▶ [EXTRACTED MATERIAL]:
- - -
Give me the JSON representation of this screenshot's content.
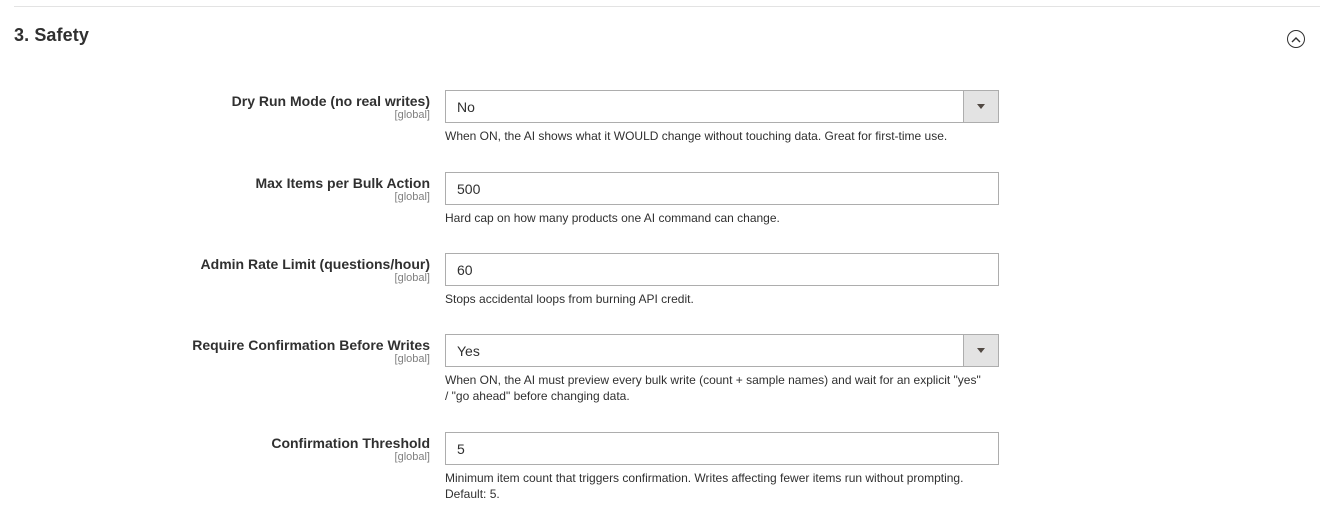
{
  "section": {
    "title": "3. Safety",
    "collapse_icon": "chevron-up-circle-icon"
  },
  "fields": [
    {
      "label": "Dry Run Mode (no real writes)",
      "scope": "[global]",
      "type": "select",
      "value": "No",
      "note": "When ON, the AI shows what it WOULD change without touching data. Great for first-time use."
    },
    {
      "label": "Max Items per Bulk Action",
      "scope": "[global]",
      "type": "text",
      "value": "500",
      "note": "Hard cap on how many products one AI command can change."
    },
    {
      "label": "Admin Rate Limit (questions/hour)",
      "scope": "[global]",
      "type": "text",
      "value": "60",
      "note": "Stops accidental loops from burning API credit."
    },
    {
      "label": "Require Confirmation Before Writes",
      "scope": "[global]",
      "type": "select",
      "value": "Yes",
      "note": "When ON, the AI must preview every bulk write (count + sample names) and wait for an explicit \"yes\" / \"go ahead\" before changing data."
    },
    {
      "label": "Confirmation Threshold",
      "scope": "[global]",
      "type": "text",
      "value": "5",
      "note": "Minimum item count that triggers confirmation. Writes affecting fewer items run without prompting. Default: 5."
    }
  ]
}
- - -
▶ [WHAT IS REQUIRED]: Each record must be quoted in full and exactly. Do not include the pictures.

▶ [FULL OUTPUT]:
Give me the JSON representation of this screenshot's content.
{
  "section": {
    "title": "3. Safety",
    "collapse_icon": "chevron-up-circle-icon"
  },
  "fields": [
    {
      "label": "Dry Run Mode (no real writes)",
      "scope": "[global]",
      "type": "select",
      "value": "No",
      "note": "When ON, the AI shows what it WOULD change without touching data. Great for first-time use."
    },
    {
      "label": "Max Items per Bulk Action",
      "scope": "[global]",
      "type": "text",
      "value": "500",
      "note": "Hard cap on how many products one AI command can change."
    },
    {
      "label": "Admin Rate Limit (questions/hour)",
      "scope": "[global]",
      "type": "text",
      "value": "60",
      "note": "Stops accidental loops from burning API credit."
    },
    {
      "label": "Require Confirmation Before Writes",
      "scope": "[global]",
      "type": "select",
      "value": "Yes",
      "note": "When ON, the AI must preview every bulk write (count + sample names) and wait for an explicit \"yes\" / \"go ahead\" before changing data."
    },
    {
      "label": "Confirmation Threshold",
      "scope": "[global]",
      "type": "text",
      "value": "5",
      "note": "Minimum item count that triggers confirmation. Writes affecting fewer items run without prompting. Default: 5."
    }
  ]
}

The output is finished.